**Job**
Each line containing the word "label" must be collected.

**Exercise materials**
-=-=-=-=-

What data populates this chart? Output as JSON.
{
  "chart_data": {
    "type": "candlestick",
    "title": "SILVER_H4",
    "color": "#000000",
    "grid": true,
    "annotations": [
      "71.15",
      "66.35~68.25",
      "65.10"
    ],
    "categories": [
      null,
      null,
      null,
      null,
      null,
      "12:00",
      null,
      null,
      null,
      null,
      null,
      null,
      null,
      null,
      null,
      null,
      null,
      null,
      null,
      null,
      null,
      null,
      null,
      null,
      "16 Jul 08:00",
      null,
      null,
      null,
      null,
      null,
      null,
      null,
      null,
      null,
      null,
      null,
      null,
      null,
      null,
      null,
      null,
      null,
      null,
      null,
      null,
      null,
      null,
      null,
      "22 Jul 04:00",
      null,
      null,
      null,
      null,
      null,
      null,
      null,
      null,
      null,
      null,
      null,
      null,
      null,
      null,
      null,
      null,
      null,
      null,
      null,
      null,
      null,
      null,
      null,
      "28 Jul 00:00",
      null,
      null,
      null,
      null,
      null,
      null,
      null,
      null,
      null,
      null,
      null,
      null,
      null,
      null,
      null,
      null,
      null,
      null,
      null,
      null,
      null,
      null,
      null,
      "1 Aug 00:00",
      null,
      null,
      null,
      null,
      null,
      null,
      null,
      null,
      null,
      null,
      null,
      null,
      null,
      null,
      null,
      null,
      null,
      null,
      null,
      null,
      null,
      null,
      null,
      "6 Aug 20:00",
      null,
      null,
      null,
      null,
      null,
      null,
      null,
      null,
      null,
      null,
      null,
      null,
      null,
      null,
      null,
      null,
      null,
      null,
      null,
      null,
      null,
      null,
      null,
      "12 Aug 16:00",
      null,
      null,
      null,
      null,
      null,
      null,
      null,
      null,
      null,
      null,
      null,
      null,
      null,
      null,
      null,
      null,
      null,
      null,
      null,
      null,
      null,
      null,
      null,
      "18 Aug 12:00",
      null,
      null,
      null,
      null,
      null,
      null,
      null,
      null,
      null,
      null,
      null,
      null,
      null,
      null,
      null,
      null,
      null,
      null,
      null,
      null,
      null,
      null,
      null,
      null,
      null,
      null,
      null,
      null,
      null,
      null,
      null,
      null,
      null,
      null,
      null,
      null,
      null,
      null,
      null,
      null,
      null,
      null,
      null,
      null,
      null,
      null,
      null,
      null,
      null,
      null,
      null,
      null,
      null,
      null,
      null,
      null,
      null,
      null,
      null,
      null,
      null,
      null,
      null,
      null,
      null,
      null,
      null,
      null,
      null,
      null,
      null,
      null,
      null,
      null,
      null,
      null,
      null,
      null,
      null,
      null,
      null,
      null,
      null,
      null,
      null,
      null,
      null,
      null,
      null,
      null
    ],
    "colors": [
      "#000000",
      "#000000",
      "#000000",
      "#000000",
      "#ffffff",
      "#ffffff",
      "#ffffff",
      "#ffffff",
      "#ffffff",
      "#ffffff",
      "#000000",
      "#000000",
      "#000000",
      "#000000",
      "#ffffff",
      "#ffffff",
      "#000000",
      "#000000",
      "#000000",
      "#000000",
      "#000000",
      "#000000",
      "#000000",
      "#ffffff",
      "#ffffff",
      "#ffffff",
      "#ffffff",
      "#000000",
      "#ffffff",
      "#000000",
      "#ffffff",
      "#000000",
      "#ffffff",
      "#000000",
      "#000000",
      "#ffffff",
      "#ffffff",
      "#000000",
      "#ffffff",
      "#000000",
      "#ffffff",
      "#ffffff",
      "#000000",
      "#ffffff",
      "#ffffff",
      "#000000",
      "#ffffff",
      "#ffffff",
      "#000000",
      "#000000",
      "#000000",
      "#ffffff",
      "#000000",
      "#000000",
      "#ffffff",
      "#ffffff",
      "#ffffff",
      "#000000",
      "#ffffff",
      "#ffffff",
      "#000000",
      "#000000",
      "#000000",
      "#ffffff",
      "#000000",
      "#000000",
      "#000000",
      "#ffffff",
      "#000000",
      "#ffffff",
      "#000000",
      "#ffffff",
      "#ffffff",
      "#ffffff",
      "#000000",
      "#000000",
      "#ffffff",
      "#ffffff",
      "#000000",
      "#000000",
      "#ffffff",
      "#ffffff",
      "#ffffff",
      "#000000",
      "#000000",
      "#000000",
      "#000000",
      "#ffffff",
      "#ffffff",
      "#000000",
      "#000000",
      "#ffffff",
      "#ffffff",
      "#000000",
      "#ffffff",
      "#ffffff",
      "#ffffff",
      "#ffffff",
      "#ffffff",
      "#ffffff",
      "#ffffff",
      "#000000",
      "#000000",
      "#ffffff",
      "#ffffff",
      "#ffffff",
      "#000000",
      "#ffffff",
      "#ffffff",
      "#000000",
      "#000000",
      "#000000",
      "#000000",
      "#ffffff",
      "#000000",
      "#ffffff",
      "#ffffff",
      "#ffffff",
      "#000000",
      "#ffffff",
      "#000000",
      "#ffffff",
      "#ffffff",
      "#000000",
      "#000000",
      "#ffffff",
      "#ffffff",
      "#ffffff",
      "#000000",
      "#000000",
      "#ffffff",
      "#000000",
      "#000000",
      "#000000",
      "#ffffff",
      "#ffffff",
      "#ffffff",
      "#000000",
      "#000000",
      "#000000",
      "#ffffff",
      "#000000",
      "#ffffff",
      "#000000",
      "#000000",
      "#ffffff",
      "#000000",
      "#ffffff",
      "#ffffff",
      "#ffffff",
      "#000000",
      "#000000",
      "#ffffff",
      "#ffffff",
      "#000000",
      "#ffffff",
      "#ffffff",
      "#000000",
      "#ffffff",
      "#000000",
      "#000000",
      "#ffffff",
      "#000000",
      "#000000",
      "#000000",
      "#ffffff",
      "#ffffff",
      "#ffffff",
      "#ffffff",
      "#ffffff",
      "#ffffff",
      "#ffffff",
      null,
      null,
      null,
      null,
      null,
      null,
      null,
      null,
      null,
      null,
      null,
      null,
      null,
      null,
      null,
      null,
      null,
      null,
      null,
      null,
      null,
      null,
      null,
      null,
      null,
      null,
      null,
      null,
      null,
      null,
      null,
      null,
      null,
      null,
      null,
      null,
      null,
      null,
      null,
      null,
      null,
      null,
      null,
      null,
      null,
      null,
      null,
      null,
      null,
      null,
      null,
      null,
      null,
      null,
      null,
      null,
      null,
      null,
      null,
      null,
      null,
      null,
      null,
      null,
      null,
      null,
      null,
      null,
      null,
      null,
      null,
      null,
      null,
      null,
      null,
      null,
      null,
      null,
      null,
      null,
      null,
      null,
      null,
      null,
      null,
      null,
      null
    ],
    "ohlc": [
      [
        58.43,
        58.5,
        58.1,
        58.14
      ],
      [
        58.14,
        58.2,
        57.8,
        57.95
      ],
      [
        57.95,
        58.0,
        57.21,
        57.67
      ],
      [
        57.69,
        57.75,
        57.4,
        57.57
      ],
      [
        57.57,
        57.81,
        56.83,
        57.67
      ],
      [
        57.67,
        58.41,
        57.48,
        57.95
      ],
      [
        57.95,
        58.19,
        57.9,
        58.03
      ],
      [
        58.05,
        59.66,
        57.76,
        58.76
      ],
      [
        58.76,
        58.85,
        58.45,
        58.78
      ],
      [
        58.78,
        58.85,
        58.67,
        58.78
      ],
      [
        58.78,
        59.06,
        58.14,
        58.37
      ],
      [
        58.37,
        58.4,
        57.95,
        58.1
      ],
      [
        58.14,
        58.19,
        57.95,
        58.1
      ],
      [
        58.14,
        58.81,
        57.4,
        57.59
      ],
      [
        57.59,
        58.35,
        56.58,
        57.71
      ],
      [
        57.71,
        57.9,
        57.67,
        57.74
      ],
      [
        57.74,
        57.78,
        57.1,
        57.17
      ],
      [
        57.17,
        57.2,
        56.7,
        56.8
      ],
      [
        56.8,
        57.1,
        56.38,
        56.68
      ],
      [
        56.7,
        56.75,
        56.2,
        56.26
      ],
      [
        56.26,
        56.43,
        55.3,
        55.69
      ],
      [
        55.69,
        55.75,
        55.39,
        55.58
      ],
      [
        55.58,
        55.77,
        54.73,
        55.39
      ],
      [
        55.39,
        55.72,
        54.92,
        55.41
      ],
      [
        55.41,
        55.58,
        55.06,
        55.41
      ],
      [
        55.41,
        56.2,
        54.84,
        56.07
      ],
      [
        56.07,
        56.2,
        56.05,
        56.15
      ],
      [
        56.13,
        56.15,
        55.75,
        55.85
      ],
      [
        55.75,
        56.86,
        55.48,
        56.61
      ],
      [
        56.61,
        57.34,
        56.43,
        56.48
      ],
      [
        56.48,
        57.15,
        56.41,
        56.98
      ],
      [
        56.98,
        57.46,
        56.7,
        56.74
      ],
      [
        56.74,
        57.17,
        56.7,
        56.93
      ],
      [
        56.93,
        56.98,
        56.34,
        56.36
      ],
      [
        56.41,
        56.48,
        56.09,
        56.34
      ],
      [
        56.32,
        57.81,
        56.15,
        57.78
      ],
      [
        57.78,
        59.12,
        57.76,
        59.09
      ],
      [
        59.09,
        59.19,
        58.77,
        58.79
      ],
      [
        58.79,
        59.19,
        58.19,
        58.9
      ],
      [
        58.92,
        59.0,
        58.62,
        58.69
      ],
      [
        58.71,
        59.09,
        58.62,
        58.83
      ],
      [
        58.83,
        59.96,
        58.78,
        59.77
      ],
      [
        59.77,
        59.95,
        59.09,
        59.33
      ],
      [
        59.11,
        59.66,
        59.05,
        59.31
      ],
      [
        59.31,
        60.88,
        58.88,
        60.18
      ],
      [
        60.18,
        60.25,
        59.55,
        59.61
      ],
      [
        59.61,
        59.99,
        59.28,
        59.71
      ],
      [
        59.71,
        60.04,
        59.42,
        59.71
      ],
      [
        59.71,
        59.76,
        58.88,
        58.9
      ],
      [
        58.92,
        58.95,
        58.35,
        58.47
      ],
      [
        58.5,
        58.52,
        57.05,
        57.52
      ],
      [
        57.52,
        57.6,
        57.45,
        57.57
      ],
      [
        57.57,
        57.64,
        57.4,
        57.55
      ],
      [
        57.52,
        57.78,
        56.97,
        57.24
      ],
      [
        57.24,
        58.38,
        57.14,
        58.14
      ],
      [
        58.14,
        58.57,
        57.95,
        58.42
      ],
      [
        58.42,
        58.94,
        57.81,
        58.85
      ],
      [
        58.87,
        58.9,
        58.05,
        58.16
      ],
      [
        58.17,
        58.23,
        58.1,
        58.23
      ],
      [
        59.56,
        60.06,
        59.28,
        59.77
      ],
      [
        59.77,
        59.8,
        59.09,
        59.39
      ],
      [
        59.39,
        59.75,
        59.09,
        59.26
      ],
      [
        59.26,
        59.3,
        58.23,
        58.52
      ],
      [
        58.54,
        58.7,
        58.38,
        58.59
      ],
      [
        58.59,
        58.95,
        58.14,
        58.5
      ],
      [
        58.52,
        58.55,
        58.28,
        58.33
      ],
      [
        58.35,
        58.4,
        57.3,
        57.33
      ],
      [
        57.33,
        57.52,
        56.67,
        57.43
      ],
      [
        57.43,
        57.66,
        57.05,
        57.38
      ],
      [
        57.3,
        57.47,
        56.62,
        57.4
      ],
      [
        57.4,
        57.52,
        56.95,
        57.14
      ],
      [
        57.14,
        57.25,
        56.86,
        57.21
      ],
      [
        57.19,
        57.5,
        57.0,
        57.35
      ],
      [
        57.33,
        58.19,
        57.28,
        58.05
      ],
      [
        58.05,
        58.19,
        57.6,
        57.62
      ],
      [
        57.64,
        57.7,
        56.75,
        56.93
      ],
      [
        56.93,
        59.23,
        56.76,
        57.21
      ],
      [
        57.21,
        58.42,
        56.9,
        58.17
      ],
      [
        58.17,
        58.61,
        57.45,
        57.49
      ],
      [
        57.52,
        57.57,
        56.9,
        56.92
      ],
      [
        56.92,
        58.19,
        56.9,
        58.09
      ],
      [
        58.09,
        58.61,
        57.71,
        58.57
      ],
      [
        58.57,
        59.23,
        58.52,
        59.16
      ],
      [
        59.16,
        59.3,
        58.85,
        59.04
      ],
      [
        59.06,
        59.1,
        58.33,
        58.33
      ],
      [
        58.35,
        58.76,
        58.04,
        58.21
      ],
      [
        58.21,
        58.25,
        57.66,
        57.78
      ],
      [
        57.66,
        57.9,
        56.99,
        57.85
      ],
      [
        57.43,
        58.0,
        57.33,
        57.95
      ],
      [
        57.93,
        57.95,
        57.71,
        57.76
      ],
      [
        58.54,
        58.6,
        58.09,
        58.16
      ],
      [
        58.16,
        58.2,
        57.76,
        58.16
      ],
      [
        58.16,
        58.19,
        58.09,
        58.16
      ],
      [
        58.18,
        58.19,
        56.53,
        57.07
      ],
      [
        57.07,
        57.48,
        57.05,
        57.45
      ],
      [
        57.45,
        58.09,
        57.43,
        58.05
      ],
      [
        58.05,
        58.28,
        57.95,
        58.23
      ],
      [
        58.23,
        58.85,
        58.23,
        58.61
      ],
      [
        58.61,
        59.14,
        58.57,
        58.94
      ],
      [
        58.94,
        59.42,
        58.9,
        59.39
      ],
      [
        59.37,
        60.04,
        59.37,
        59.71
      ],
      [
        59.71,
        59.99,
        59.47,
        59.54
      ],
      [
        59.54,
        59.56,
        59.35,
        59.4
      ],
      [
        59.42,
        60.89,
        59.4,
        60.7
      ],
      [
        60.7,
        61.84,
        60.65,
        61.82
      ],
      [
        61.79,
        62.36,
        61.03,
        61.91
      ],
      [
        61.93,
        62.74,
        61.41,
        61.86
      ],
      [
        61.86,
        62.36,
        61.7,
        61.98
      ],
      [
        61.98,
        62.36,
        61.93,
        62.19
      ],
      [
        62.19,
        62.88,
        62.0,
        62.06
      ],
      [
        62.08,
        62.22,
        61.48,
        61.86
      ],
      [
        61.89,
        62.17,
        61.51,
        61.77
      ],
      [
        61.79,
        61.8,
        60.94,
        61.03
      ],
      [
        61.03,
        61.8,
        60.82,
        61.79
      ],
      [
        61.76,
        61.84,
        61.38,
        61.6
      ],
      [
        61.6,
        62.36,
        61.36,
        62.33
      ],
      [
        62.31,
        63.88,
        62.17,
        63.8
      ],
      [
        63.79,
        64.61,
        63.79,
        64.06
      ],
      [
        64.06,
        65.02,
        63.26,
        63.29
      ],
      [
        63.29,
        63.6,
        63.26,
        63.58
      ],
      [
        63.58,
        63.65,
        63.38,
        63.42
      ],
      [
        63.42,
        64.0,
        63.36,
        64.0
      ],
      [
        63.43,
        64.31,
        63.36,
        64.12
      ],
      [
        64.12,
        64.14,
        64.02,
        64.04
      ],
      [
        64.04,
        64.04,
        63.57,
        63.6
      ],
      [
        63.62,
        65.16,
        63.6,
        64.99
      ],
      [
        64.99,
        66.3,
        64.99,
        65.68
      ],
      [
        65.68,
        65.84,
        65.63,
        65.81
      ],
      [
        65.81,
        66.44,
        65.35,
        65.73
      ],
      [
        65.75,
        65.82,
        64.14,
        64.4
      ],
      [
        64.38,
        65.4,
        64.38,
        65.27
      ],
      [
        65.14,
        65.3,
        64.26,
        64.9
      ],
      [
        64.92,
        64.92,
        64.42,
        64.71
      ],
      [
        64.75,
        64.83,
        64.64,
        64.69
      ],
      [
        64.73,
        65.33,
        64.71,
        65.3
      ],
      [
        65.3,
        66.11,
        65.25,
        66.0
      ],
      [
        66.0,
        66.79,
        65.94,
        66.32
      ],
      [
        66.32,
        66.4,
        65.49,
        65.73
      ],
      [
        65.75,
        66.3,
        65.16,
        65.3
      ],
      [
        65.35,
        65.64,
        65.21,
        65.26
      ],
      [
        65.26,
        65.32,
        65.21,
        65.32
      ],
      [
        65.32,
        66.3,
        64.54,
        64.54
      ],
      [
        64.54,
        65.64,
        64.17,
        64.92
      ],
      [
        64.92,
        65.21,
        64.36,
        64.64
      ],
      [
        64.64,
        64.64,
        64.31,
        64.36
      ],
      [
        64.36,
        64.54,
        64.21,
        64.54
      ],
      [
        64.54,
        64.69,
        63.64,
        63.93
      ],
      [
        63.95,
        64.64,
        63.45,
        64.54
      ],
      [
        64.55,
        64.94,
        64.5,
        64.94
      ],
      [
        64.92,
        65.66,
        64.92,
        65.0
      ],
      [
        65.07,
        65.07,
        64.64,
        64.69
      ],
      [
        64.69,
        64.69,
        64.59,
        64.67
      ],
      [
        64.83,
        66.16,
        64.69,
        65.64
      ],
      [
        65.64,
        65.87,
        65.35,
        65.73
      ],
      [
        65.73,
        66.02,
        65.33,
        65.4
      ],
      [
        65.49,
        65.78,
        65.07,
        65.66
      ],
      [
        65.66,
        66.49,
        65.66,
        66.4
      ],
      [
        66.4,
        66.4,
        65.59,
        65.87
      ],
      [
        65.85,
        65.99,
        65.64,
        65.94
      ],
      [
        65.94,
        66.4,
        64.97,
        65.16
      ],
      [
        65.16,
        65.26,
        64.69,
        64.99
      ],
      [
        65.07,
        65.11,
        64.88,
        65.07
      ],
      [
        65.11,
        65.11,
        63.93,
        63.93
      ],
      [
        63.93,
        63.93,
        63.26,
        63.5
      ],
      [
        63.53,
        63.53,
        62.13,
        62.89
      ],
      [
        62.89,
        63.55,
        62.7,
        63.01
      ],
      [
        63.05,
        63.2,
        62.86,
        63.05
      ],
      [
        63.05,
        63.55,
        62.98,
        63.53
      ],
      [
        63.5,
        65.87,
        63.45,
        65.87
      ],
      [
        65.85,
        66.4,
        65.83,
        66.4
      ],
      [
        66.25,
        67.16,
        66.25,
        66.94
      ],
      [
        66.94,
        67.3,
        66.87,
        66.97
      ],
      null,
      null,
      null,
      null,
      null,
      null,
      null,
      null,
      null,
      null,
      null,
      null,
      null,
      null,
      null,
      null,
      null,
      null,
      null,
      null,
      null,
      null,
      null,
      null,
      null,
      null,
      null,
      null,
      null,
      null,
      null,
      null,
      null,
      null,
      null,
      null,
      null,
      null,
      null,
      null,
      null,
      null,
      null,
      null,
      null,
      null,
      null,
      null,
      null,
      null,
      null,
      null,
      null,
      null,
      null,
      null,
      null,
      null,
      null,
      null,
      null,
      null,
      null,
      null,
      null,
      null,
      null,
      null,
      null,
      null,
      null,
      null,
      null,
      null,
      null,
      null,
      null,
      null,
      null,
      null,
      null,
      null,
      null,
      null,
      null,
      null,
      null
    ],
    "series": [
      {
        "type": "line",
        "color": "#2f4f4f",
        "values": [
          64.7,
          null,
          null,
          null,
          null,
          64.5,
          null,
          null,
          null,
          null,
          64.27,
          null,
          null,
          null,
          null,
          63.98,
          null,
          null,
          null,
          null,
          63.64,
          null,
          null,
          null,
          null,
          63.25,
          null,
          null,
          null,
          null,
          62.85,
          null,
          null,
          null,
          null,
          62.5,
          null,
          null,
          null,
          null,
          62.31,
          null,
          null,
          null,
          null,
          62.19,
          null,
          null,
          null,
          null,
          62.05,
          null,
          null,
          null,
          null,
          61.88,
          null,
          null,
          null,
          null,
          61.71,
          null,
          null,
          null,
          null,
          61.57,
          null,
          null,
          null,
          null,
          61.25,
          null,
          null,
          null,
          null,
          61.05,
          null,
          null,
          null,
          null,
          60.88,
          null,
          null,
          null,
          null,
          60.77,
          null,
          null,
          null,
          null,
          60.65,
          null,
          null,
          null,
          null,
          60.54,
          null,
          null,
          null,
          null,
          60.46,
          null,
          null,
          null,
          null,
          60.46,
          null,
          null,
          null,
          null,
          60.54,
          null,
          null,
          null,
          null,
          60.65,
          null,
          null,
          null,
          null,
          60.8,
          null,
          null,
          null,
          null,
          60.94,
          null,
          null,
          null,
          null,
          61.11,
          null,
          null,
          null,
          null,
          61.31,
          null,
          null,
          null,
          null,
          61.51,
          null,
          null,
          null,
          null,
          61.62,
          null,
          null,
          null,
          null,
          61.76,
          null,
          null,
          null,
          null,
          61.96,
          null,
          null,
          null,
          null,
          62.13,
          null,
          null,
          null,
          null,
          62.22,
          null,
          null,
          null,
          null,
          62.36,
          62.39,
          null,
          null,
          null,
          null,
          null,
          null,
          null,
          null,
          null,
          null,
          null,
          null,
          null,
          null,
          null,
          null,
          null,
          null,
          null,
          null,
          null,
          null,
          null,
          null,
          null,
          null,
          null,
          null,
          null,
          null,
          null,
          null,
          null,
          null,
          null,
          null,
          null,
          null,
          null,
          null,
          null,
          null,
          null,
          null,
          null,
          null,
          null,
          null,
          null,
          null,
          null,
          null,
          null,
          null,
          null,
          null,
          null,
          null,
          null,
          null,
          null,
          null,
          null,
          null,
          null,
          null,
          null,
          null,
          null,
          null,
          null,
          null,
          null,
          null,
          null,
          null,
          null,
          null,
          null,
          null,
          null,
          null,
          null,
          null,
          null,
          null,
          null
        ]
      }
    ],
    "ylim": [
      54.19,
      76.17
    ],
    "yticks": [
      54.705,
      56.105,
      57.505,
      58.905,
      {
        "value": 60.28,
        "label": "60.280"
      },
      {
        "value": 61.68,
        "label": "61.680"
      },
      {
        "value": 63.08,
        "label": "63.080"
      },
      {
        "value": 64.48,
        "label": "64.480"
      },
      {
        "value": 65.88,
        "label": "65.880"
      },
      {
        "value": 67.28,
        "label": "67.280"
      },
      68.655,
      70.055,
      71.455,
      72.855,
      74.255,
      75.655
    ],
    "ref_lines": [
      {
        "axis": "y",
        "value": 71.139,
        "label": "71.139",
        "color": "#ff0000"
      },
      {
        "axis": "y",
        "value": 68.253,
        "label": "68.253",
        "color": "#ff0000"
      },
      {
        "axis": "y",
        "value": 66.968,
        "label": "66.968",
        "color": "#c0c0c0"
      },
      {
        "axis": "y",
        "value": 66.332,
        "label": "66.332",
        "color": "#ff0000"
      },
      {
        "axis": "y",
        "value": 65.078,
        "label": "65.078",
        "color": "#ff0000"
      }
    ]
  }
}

-=-=-=-=-

**The response**
        "label": "60.280"
        "label": "61.680"
        "label": "63.080"
        "label": "64.480"
        "label": "65.880"
        "label": "67.280"
        "label": "71.139",
        "label": "68.253",
        "label": "66.968",
        "label": "66.332",
        "label": "65.078",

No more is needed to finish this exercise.